» **PROBLEM**
Quote the records below in full, exactly as given, with the images taken out.

» **DATA LISTING**
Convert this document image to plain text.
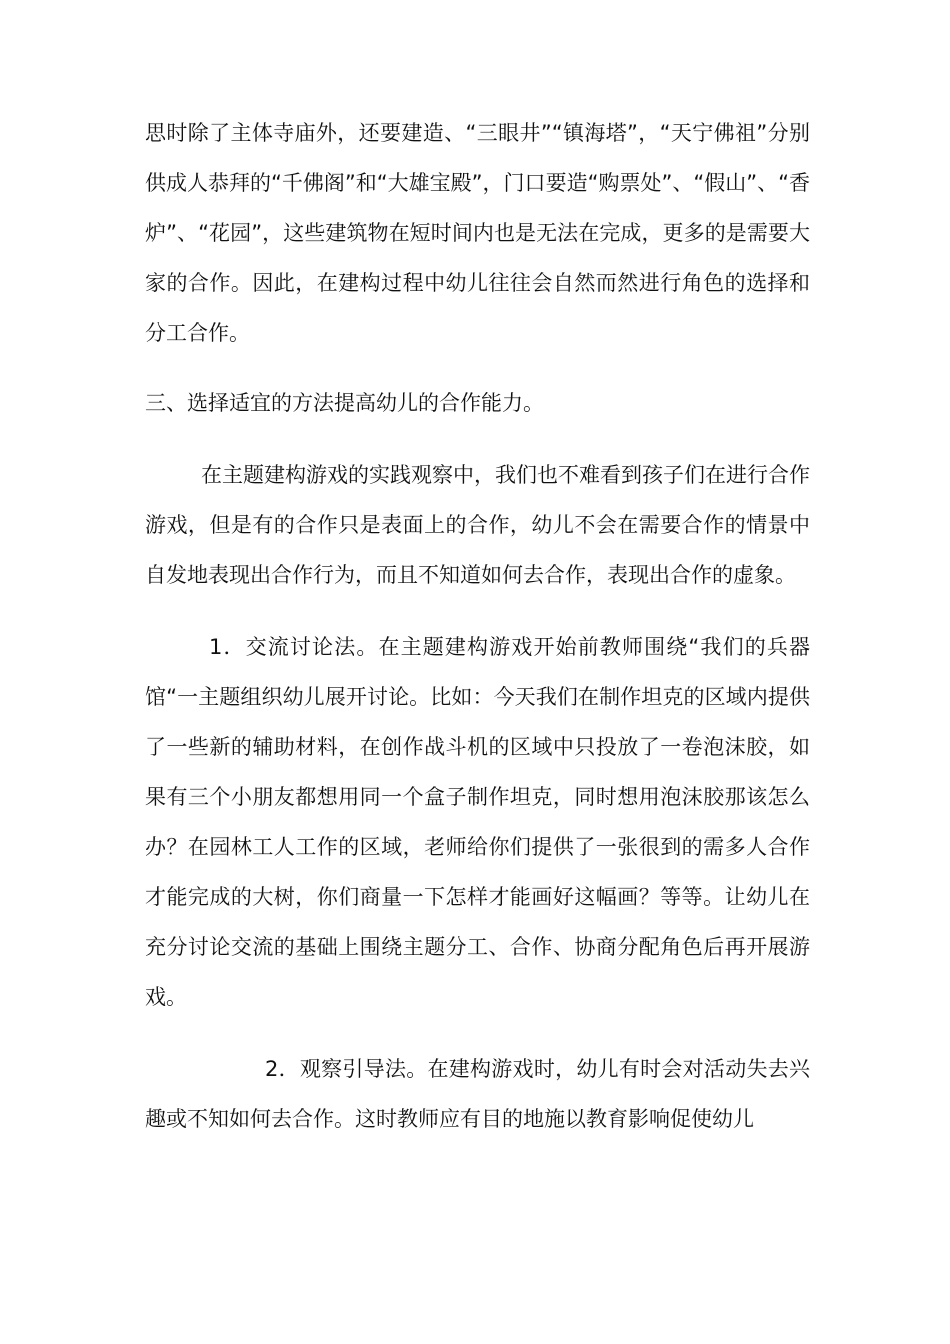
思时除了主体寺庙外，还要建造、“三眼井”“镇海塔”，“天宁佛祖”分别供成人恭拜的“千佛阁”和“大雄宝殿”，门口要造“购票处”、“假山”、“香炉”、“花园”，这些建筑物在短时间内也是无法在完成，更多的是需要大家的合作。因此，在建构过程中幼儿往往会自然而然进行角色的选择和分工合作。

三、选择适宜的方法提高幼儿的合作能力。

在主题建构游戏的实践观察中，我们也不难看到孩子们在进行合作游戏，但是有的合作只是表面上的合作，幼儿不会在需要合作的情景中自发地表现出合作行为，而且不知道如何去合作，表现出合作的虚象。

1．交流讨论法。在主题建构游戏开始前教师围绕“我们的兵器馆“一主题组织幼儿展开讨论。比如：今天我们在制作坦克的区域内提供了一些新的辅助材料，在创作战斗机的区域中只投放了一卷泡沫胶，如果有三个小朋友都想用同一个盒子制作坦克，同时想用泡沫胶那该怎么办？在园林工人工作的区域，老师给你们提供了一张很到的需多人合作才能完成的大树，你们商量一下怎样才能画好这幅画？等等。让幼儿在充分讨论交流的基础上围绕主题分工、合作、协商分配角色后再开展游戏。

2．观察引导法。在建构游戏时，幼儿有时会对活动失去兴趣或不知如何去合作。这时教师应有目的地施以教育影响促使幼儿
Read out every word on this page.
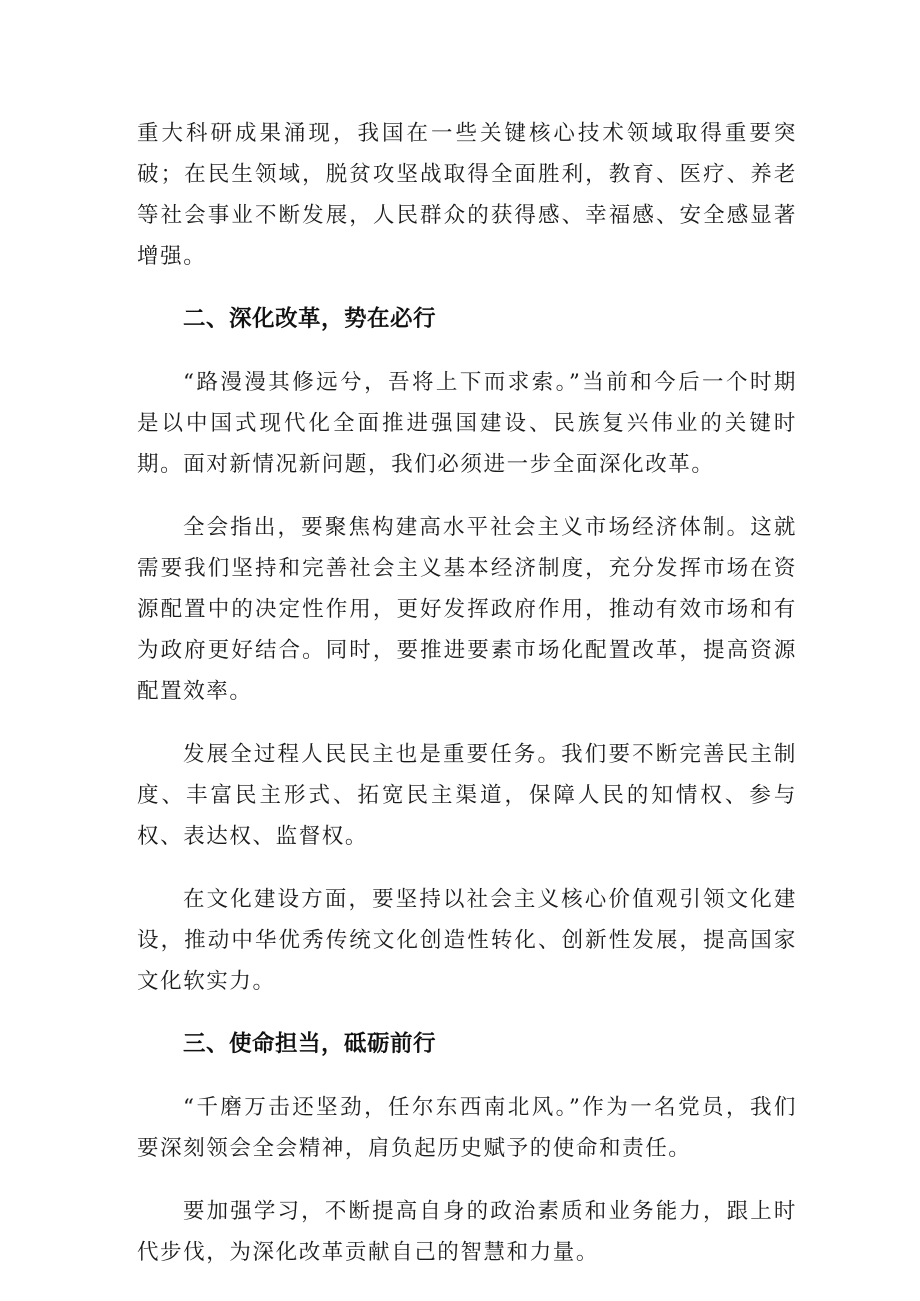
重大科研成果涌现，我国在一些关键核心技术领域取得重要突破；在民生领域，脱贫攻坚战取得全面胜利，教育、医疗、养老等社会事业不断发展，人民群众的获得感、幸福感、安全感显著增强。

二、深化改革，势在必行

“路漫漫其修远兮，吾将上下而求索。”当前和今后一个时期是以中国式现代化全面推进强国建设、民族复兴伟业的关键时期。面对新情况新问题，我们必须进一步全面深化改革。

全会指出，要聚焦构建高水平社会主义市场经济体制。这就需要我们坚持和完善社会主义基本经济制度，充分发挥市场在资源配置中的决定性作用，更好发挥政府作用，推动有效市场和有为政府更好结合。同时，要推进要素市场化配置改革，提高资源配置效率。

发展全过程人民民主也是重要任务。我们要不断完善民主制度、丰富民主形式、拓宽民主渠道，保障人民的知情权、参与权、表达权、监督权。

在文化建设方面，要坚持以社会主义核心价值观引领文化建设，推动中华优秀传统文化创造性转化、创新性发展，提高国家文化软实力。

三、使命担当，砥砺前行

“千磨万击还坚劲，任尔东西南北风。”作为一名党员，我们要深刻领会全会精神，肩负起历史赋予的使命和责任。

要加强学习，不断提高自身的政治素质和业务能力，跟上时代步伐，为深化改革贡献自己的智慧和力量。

» **ANSWER IN FULL**
Convert this document image to plain text.
思时除了主体寺庙外，还要建造、“三眼井”“镇海塔”，“天宁佛祖”分别供成人恭拜的“千佛阁”和“大雄宝殿”，门口要造“购票处”、“假山”、“香炉”、“花园”，这些建筑物在短时间内也是无法在完成，更多的是需要大家的合作。因此，在建构过程中幼儿往往会自然而然进行角色的选择和分工合作。

三、选择适宜的方法提高幼儿的合作能力。

在主题建构游戏的实践观察中，我们也不难看到孩子们在进行合作游戏，但是有的合作只是表面上的合作，幼儿不会在需要合作的情景中自发地表现出合作行为，而且不知道如何去合作，表现出合作的虚象。

1．交流讨论法。在主题建构游戏开始前教师围绕“我们的兵器馆“一主题组织幼儿展开讨论。比如：今天我们在制作坦克的区域内提供了一些新的辅助材料，在创作战斗机的区域中只投放了一卷泡沫胶，如果有三个小朋友都想用同一个盒子制作坦克，同时想用泡沫胶那该怎么办？在园林工人工作的区域，老师给你们提供了一张很到的需多人合作才能完成的大树，你们商量一下怎样才能画好这幅画？等等。让幼儿在充分讨论交流的基础上围绕主题分工、合作、协商分配角色后再开展游戏。

2．观察引导法。在建构游戏时，幼儿有时会对活动失去兴趣或不知如何去合作。这时教师应有目的地施以教育影响促使幼儿
Read out every word on this page.
重大科研成果涌现，我国在一些关键核心技术领域取得重要突破；在民生领域，脱贫攻坚战取得全面胜利，教育、医疗、养老等社会事业不断发展，人民群众的获得感、幸福感、安全感显著增强。

二、深化改革，势在必行

“路漫漫其修远兮，吾将上下而求索。”当前和今后一个时期是以中国式现代化全面推进强国建设、民族复兴伟业的关键时期。面对新情况新问题，我们必须进一步全面深化改革。

全会指出，要聚焦构建高水平社会主义市场经济体制。这就需要我们坚持和完善社会主义基本经济制度，充分发挥市场在资源配置中的决定性作用，更好发挥政府作用，推动有效市场和有为政府更好结合。同时，要推进要素市场化配置改革，提高资源配置效率。

发展全过程人民民主也是重要任务。我们要不断完善民主制度、丰富民主形式、拓宽民主渠道，保障人民的知情权、参与权、表达权、监督权。

在文化建设方面，要坚持以社会主义核心价值观引领文化建设，推动中华优秀传统文化创造性转化、创新性发展，提高国家文化软实力。

三、使命担当，砥砺前行

“千磨万击还坚劲，任尔东西南北风。”作为一名党员，我们要深刻领会全会精神，肩负起历史赋予的使命和责任。

要加强学习，不断提高自身的政治素质和业务能力，跟上时代步伐，为深化改革贡献自己的智慧和力量。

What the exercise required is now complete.